Every record that follows must be duplicated exactly, with images left out.

→ Input data

>> Start

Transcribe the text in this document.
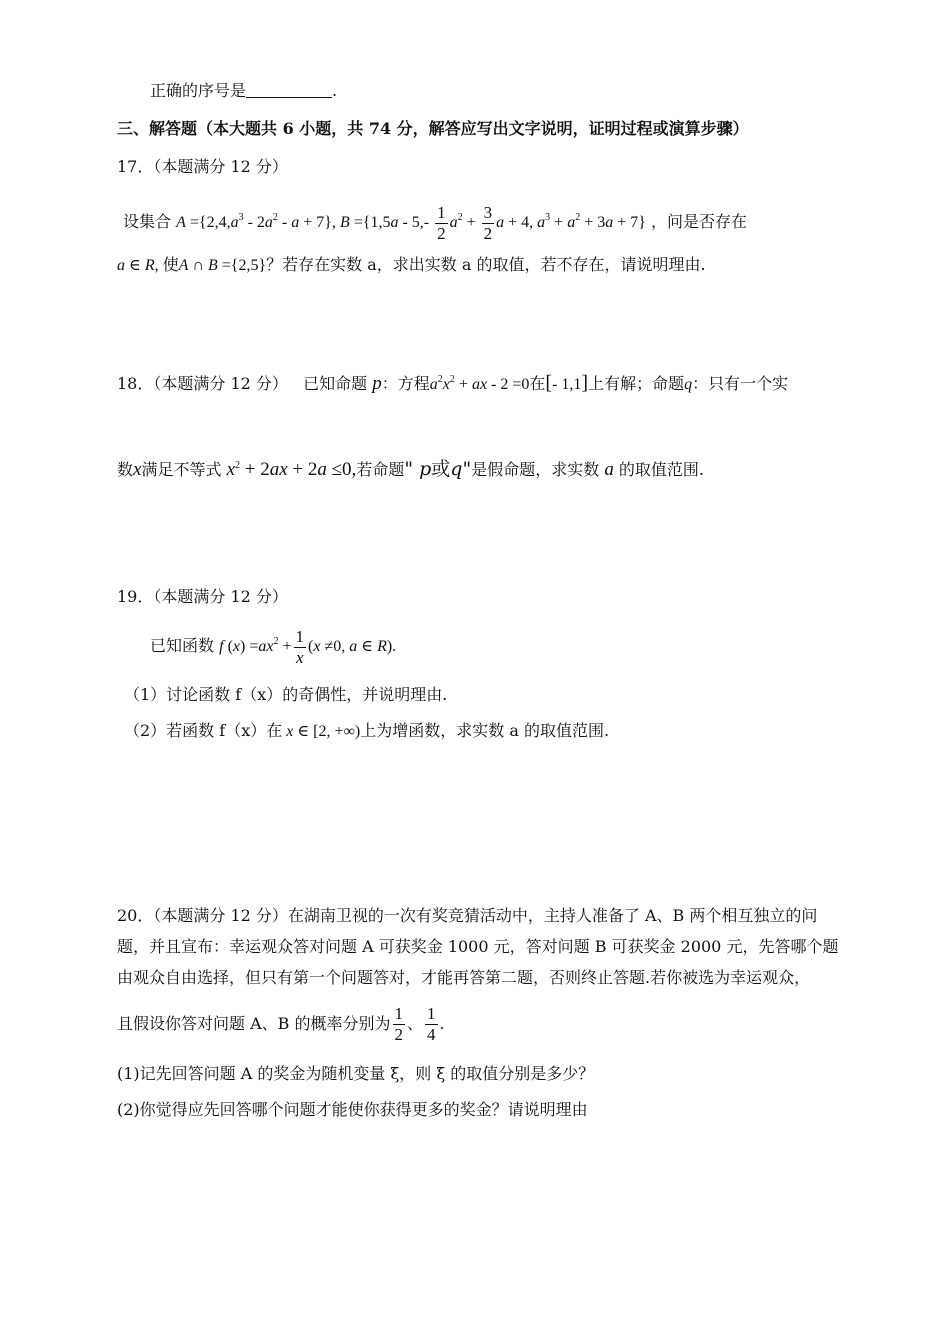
正确的序号是	.
三、解答题（本大题共 6 小题，共 74 分，解答应写出文字说明，证明过程或演算步骤）
17．（本题满分 12 分）
设集合 $A =\{2,4,a^3 - 2a^2 - a + 7\}$, $B =\{1,5a - 5,- \frac{1}{2} a^2 + \frac{3}{2}$ a + 4, $a^3 + a^2 + 3a + 7$} ，问是否存在
a ∈ R, 使A ∩ B ={2,5}？若存在实数 a，求出实数 a 的取值，若不存在，请说明理由.
18．（本题满分 12 分） 已知命题 p：方程$a^2x^2$ + ax - 2 =0在[- 1,1]上有解；命题q：只有一个实
数x满足不等式 $x^2 + 2ax + 2a \le 0$,若命题" p或q"是假命题，求实数 a 的取值范围.
19．（本题满分 12 分）
已知函数 f $(x) =ax^2 + \frac{1}{x} (x \ne 0$, a ∈ R).
（1）讨论函数 f（x）的奇偶性，并说明理由.
（2）若函数 f（x）在 x ∈ [2, +∞)上为增函数，求实数 a 的取值范围.
20．（本题满分 12 分）在湖南卫视的一次有奖竞猜活动中，主持人准备了 A、B 两个相互独立的问
题，并且宣布：幸运观众答对问题 A 可获奖金 1000 元，答对问题 B 可获奖金 2000 元，先答哪个题
由观众自由选择，但只有第一个问题答对，才能再答第二题，否则终止答题.若你被选为幸运观众，
且假设你答对问题 A、B 的概率分别为 $\frac{1}{2}$ 、 $\frac{1}{4}$ .
(1)记先回答问题 A 的奖金为随机变量 ξ，则 ξ 的取值分别是多少？
(2)你觉得应先回答哪个问题才能使你获得更多的奖金？请说明理由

>> End

→ Response to this task
Transcribe the text in this document.
正确的序号是	.
三、解答题（本大题共 6 小题，共 74 分，解答应写出文字说明，证明过程或演算步骤）
17．（本题满分 12 分）
设集合 $A =\{2,4,a^3 - 2a^2 - a + 7\}$, $B =\{1,5a - 5,- \frac{1}{2} a^2 + \frac{3}{2}$ a + 4, $a^3 + a^2 + 3a + 7$} ，问是否存在
a ∈ R, 使A ∩ B ={2,5}？若存在实数 a，求出实数 a 的取值，若不存在，请说明理由.
18．（本题满分 12 分） 已知命题 p：方程$a^2x^2$ + ax - 2 =0在[- 1,1]上有解；命题q：只有一个实
数x满足不等式 $x^2 + 2ax + 2a \le 0$,若命题" p或q"是假命题，求实数 a 的取值范围.
19．（本题满分 12 分）
已知函数 f $(x) =ax^2 + \frac{1}{x} (x \ne 0$, a ∈ R).
（1）讨论函数 f（x）的奇偶性，并说明理由.
（2）若函数 f（x）在 x ∈ [2, +∞)上为增函数，求实数 a 的取值范围.
20．（本题满分 12 分）在湖南卫视的一次有奖竞猜活动中，主持人准备了 A、B 两个相互独立的问
题，并且宣布：幸运观众答对问题 A 可获奖金 1000 元，答对问题 B 可获奖金 2000 元，先答哪个题
由观众自由选择，但只有第一个问题答对，才能再答第二题，否则终止答题.若你被选为幸运观众，
且假设你答对问题 A、B 的概率分别为 $\frac{1}{2}$ 、 $\frac{1}{4}$ .
(1)记先回答问题 A 的奖金为随机变量 ξ，则 ξ 的取值分别是多少？
(2)你觉得应先回答哪个问题才能使你获得更多的奖金？请说明理由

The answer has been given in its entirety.